- [WORK REQUIRED]: List each line of the data that holds the string "minimize", please.

- [EXCERPTED RECORDS]:

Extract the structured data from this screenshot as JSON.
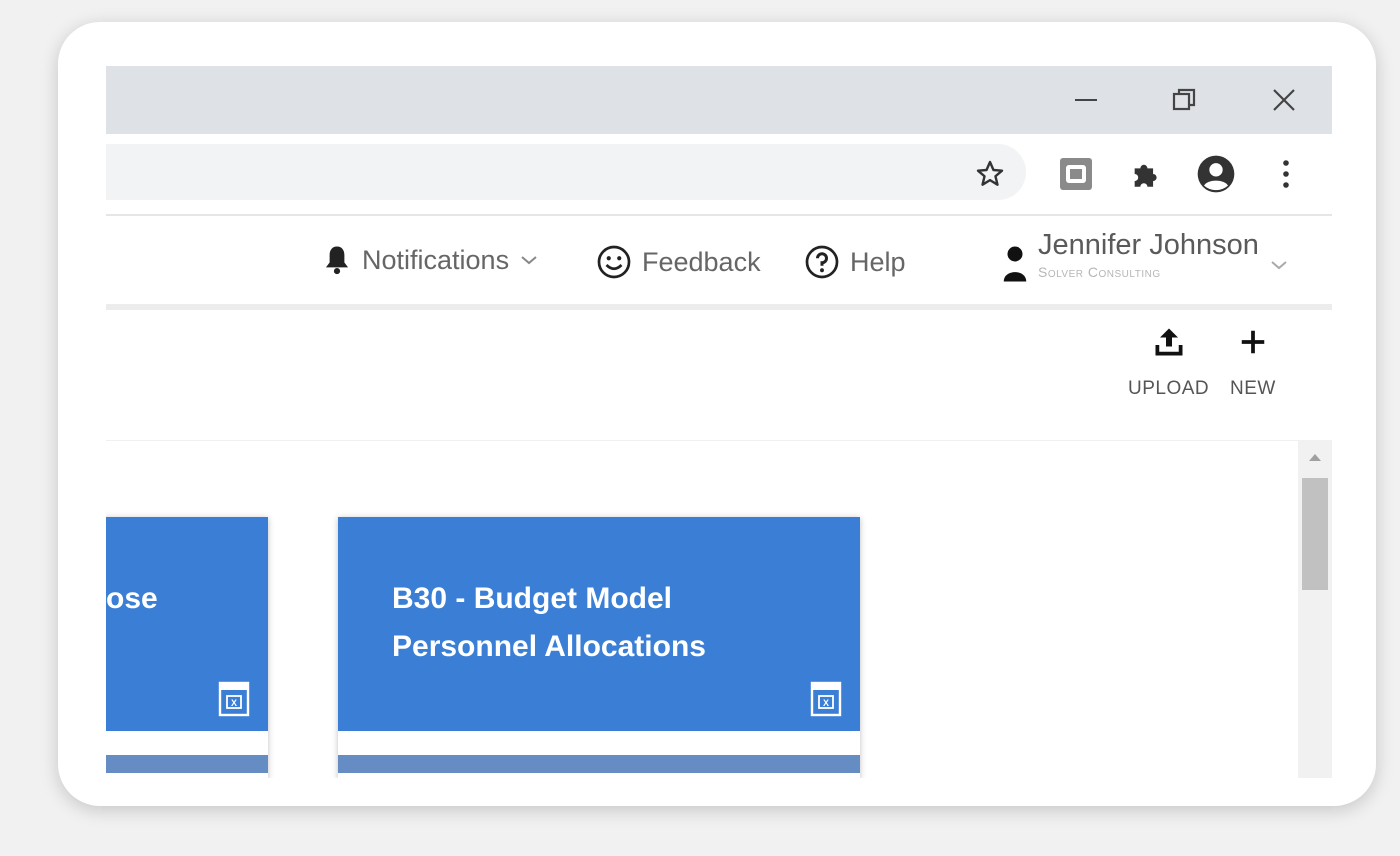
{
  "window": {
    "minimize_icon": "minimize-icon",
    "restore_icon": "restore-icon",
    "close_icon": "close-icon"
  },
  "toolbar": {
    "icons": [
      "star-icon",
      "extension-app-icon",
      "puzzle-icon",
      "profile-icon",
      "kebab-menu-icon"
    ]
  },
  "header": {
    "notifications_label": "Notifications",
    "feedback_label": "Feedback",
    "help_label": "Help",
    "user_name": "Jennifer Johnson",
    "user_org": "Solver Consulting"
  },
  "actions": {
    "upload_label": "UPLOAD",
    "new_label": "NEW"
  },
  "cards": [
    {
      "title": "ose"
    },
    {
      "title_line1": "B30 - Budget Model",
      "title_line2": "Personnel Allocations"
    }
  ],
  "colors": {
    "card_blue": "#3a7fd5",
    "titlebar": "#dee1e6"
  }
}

==

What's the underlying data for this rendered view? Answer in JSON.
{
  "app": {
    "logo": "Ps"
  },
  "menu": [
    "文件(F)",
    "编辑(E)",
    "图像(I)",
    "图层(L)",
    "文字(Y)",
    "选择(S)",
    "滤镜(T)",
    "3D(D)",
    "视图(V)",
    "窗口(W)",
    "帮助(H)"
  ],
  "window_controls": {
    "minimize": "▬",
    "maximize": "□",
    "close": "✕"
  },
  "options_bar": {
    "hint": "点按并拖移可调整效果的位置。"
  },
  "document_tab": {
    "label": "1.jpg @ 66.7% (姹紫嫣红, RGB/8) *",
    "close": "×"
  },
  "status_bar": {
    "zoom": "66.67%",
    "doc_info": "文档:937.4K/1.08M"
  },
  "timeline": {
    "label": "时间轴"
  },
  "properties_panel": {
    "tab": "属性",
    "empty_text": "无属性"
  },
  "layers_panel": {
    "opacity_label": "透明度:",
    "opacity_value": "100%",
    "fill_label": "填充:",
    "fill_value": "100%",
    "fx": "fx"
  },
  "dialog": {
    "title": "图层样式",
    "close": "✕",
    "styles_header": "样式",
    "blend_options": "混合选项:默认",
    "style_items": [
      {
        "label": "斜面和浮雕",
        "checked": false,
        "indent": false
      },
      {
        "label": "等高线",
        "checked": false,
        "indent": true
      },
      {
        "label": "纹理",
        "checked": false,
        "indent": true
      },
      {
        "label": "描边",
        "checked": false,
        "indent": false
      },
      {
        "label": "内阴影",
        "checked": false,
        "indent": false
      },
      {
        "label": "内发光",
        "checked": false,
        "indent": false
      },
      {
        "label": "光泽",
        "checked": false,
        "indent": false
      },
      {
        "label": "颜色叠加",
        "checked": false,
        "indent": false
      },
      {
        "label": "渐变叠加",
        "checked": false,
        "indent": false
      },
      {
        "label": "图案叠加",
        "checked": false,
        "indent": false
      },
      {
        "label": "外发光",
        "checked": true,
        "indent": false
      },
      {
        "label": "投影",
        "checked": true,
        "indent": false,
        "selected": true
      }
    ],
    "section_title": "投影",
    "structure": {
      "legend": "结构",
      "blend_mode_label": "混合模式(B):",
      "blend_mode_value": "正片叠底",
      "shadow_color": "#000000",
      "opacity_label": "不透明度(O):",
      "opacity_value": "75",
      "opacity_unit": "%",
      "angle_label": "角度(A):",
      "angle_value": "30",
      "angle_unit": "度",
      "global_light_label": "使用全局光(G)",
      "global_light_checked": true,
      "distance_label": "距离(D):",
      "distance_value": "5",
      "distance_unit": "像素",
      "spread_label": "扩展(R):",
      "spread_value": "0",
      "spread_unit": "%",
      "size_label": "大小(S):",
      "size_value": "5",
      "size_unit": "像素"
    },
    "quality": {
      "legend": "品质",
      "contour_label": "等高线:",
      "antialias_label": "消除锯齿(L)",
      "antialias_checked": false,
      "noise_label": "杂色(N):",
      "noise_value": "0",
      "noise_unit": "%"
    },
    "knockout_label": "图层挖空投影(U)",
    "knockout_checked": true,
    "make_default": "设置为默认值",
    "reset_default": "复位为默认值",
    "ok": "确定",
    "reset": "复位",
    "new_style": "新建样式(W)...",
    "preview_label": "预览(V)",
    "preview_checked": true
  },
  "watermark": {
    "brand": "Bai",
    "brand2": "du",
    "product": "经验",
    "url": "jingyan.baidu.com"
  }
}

- [RESULT OF THIS EXERCISE]:
    "minimize_icon": "minimize-icon",
    "minimize": "▬",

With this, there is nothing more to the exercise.